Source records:
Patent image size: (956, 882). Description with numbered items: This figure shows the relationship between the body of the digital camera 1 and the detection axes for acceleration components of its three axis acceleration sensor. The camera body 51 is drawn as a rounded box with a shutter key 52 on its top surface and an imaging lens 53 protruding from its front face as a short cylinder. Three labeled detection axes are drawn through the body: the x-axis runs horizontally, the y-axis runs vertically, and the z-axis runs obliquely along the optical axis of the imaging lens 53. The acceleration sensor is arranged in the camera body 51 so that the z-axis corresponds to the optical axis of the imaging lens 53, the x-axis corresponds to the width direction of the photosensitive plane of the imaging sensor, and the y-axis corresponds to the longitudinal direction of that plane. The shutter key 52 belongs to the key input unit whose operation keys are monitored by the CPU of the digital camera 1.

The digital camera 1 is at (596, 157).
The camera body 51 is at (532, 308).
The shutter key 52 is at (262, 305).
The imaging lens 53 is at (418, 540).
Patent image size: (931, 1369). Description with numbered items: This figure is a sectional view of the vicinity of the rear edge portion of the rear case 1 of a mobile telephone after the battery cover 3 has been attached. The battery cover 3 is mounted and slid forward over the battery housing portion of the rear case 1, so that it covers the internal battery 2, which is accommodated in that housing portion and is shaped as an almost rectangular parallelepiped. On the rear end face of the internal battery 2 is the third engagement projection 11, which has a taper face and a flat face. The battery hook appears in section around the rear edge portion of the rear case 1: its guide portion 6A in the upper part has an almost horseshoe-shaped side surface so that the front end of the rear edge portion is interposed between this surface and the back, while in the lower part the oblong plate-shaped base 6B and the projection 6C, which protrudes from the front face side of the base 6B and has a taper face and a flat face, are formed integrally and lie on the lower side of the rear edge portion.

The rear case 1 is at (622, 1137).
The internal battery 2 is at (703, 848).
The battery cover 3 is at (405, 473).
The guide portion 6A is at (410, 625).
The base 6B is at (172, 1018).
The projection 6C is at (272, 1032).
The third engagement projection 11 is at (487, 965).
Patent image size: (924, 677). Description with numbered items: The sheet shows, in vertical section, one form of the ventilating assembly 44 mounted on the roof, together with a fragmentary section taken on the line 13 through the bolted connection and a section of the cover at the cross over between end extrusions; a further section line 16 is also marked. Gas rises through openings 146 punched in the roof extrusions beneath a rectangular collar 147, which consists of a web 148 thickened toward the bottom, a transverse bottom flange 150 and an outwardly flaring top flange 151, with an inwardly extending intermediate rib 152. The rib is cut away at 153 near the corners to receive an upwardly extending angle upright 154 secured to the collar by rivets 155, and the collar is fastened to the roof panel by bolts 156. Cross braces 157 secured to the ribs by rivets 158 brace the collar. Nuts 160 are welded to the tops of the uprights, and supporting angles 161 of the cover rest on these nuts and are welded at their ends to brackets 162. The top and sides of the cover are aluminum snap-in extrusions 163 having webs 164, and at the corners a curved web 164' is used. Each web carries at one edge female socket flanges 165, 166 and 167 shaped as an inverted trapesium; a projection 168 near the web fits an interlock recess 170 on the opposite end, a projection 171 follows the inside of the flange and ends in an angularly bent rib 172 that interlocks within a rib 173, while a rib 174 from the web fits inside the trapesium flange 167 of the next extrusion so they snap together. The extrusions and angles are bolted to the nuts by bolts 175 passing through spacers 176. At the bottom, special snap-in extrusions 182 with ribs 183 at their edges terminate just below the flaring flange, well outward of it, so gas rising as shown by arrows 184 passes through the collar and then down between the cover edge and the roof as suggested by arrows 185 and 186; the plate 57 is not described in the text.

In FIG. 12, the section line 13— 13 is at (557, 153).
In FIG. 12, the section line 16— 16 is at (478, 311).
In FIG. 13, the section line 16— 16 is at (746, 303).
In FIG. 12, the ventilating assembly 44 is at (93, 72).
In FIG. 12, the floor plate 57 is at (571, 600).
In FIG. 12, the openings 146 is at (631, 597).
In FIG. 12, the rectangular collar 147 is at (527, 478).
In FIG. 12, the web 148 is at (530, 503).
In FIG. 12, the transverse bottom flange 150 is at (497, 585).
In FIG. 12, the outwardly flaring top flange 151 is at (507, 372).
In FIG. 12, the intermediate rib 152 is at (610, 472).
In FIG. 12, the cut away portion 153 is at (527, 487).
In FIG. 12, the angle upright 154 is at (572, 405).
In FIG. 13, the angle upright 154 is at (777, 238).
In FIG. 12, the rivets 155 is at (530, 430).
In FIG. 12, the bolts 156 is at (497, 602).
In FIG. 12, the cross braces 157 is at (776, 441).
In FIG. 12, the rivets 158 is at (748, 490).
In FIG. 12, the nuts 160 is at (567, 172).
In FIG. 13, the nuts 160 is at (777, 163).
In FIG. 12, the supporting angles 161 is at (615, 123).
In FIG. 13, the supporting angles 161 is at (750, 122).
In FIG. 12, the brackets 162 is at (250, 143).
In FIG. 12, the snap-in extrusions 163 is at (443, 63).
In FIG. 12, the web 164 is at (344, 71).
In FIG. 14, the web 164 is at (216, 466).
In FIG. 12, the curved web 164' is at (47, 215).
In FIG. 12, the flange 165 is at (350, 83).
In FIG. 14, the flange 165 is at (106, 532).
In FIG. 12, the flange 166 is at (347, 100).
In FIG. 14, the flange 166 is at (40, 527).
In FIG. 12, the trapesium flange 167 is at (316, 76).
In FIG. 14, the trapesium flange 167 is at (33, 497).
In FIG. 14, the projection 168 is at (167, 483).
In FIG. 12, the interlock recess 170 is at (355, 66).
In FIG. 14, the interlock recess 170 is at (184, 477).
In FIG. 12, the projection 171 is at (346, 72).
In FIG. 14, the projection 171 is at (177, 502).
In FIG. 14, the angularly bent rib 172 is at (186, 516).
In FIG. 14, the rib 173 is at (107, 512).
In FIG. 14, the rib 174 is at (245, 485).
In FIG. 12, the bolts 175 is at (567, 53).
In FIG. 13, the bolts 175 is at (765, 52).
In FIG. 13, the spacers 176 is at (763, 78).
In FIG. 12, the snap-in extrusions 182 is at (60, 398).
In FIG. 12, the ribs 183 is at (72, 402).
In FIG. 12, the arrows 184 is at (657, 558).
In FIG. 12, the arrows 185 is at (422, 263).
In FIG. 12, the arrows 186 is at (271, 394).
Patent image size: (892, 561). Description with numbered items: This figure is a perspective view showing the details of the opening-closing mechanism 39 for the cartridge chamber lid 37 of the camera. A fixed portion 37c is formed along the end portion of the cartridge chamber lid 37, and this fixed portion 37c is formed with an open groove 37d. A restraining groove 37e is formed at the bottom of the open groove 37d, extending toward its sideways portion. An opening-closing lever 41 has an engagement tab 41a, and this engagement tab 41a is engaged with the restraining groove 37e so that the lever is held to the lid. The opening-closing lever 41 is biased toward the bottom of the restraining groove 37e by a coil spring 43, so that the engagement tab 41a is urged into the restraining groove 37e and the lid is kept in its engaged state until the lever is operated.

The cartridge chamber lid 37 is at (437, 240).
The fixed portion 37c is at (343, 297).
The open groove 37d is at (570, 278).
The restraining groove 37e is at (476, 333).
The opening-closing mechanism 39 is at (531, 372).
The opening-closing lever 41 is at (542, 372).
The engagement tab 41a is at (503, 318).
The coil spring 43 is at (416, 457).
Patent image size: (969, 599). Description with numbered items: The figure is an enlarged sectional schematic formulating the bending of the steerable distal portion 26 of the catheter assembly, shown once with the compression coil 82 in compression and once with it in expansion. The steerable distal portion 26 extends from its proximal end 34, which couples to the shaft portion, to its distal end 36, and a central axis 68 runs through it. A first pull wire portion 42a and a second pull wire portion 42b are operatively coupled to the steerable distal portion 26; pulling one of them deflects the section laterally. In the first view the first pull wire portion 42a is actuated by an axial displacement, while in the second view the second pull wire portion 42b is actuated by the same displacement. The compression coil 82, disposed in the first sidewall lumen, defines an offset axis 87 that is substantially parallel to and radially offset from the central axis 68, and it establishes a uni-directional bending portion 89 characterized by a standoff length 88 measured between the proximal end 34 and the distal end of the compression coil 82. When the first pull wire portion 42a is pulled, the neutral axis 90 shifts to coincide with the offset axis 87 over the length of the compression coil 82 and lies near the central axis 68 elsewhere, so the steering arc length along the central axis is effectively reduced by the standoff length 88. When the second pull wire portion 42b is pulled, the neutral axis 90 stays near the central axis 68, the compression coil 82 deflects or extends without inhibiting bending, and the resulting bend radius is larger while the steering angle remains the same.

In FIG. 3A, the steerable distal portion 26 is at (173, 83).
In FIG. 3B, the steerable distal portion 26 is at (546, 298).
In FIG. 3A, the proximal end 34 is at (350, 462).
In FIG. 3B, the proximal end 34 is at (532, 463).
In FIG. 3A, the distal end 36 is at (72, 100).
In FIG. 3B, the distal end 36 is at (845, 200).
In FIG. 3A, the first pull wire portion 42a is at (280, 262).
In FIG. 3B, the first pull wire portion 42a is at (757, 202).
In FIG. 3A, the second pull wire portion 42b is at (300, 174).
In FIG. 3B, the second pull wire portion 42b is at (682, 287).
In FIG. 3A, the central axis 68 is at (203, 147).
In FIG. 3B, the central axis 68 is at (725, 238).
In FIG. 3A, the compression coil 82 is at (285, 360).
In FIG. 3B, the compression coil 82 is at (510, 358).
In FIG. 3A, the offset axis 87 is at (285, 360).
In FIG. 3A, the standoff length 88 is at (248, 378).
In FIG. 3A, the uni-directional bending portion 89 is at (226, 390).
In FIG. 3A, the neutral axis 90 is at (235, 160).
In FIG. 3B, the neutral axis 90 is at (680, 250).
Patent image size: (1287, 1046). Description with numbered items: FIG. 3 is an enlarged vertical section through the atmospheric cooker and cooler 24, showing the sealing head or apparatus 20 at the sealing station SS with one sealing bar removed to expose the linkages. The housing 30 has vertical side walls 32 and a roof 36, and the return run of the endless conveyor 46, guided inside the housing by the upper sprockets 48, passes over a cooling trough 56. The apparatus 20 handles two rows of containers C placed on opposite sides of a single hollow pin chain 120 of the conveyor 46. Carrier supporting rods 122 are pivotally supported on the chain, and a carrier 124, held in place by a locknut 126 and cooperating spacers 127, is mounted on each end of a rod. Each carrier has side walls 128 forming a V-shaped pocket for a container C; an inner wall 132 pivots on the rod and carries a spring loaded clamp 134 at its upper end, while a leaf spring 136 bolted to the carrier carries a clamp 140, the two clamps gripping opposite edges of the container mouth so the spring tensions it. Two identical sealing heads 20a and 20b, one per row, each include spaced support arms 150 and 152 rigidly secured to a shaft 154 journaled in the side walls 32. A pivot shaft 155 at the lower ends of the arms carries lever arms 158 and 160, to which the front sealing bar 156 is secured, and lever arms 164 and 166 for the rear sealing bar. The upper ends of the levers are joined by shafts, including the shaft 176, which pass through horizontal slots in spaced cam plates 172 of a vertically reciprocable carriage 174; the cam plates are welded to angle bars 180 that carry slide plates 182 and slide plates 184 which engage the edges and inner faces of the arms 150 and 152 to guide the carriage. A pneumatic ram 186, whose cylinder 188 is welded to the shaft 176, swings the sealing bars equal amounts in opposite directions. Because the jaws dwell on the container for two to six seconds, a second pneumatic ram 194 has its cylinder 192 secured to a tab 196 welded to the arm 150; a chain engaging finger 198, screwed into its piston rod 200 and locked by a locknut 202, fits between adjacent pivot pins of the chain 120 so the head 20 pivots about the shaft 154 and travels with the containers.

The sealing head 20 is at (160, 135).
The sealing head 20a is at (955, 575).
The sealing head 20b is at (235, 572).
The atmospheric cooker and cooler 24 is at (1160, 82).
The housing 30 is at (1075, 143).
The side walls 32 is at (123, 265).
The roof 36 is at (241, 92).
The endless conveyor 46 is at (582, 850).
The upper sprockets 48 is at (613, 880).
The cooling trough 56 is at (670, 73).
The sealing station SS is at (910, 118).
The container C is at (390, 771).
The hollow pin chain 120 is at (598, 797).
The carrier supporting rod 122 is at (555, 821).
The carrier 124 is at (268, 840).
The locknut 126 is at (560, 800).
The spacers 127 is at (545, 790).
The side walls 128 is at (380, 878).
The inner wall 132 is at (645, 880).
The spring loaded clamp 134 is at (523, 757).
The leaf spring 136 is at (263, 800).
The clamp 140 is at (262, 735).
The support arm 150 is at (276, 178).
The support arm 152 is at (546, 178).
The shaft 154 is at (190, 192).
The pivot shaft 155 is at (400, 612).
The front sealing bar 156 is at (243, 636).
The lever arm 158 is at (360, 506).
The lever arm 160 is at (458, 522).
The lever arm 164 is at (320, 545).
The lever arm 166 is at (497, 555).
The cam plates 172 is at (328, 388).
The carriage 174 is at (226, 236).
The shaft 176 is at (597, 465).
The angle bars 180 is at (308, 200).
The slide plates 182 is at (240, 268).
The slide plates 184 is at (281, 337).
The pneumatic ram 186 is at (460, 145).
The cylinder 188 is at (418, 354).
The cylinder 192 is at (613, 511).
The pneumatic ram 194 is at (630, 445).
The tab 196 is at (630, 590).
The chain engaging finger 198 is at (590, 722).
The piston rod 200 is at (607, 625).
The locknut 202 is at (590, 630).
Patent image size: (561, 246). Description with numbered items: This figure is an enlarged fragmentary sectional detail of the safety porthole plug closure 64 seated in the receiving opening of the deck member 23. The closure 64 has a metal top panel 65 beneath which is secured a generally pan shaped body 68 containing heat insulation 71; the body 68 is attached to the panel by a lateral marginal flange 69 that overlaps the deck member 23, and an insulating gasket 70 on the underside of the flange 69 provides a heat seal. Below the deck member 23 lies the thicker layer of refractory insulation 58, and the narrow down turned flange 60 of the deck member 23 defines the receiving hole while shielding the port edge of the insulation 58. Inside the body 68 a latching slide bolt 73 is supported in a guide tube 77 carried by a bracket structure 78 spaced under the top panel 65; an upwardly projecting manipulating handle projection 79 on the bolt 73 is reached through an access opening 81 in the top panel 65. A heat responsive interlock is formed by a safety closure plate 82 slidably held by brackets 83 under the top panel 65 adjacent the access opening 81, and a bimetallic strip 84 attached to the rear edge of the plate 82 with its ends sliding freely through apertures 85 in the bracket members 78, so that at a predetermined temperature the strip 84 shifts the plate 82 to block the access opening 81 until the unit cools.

→ Set exercise
Quote the entries verbatim, beginning with the line that contains "Patent image size: (969, 599)." and continuing through the line that contains "In FIG. 3B, the steerable".

→ Written answer
Patent image size: (969, 599). Description with numbered items: The figure is an enlarged sectional schematic formulating the bending of the steerable distal portion 26 of the catheter assembly, shown once with the compression coil 82 in compression and once with it in expansion. The steerable distal portion 26 extends from its proximal end 34, which couples to the shaft portion, to its distal end 36, and a central axis 68 runs through it. A first pull wire portion 42a and a second pull wire portion 42b are operatively coupled to the steerable distal portion 26; pulling one of them deflects the section laterally. In the first view the first pull wire portion 42a is actuated by an axial displacement, while in the second view the second pull wire portion 42b is actuated by the same displacement. The compression coil 82, disposed in the first sidewall lumen, defines an offset axis 87 that is substantially parallel to and radially offset from the central axis 68, and it establishes a uni-directional bending portion 89 characterized by a standoff length 88 measured between the proximal end 34 and the distal end of the compression coil 82. When the first pull wire portion 42a is pulled, the neutral axis 90 shifts to coincide with the offset axis 87 over the length of the compression coil 82 and lies near the central axis 68 elsewhere, so the steering arc length along the central axis is effectively reduced by the standoff length 88. When the second pull wire portion 42b is pulled, the neutral axis 90 stays near the central axis 68, the compression coil 82 deflects or extends without inhibiting bending, and the resulting bend radius is larger while the steering angle remains the same.

In FIG. 3A, the steerable distal portion 26 is at (173, 83).
In FIG. 3B, the steerable distal portion 26 is at (546, 298).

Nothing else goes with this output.